• Prompt
For each line below that includes the word "Referred", make a copy.
+++
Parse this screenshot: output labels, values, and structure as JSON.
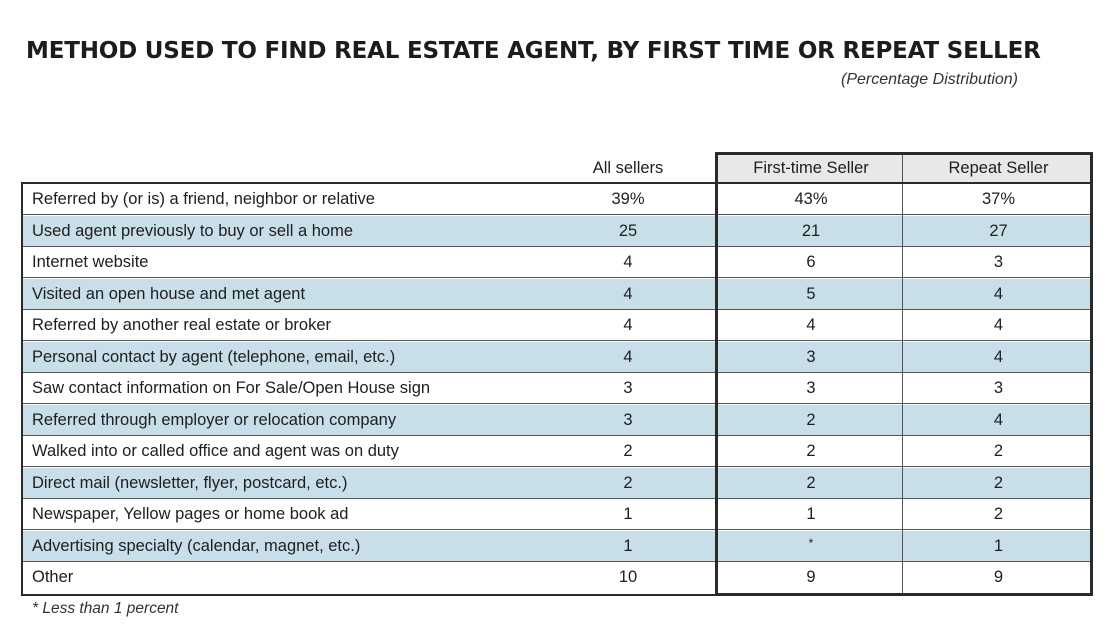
{
  "title": "METHOD USED TO FIND REAL ESTATE AGENT, BY FIRST TIME OR REPEAT SELLER",
  "subtitle": "(Percentage Distribution)",
  "footnote": "* Less than 1 percent",
  "colors": {
    "row_shade": "#c8dfea",
    "header_shade": "#e8e8e8",
    "border": "#2a2a2a"
  },
  "chart_data": {
    "type": "table",
    "columns": [
      "All sellers",
      "First-time Seller",
      "Repeat Seller"
    ],
    "rows": [
      {
        "label": "Referred by (or is) a friend, neighbor or relative",
        "values": [
          "39%",
          "43%",
          "37%"
        ]
      },
      {
        "label": "Used agent previously to buy or sell a home",
        "values": [
          "25",
          "21",
          "27"
        ]
      },
      {
        "label": "Internet website",
        "values": [
          "4",
          "6",
          "3"
        ]
      },
      {
        "label": "Visited an open house and met agent",
        "values": [
          "4",
          "5",
          "4"
        ]
      },
      {
        "label": "Referred by another real estate or broker",
        "values": [
          "4",
          "4",
          "4"
        ]
      },
      {
        "label": "Personal contact by agent (telephone, email, etc.)",
        "values": [
          "4",
          "3",
          "4"
        ]
      },
      {
        "label": "Saw contact information on For Sale/Open House sign",
        "values": [
          "3",
          "3",
          "3"
        ]
      },
      {
        "label": "Referred through employer or relocation company",
        "values": [
          "3",
          "2",
          "4"
        ]
      },
      {
        "label": "Walked into or called office and agent was on duty",
        "values": [
          "2",
          "2",
          "2"
        ]
      },
      {
        "label": "Direct mail (newsletter, flyer, postcard, etc.)",
        "values": [
          "2",
          "2",
          "2"
        ]
      },
      {
        "label": "Newspaper, Yellow pages or home book ad",
        "values": [
          "1",
          "1",
          "2"
        ]
      },
      {
        "label": "Advertising specialty (calendar, magnet, etc.)",
        "values": [
          "1",
          "*",
          "1"
        ]
      },
      {
        "label": "Other",
        "values": [
          "10",
          "9",
          "9"
        ]
      }
    ]
  }
}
+++
• Solution to this task
        "label": "Referred by (or is) a friend, neighbor or relative",
        "label": "Referred by another real estate or broker",
        "label": "Referred through employer or relocation company",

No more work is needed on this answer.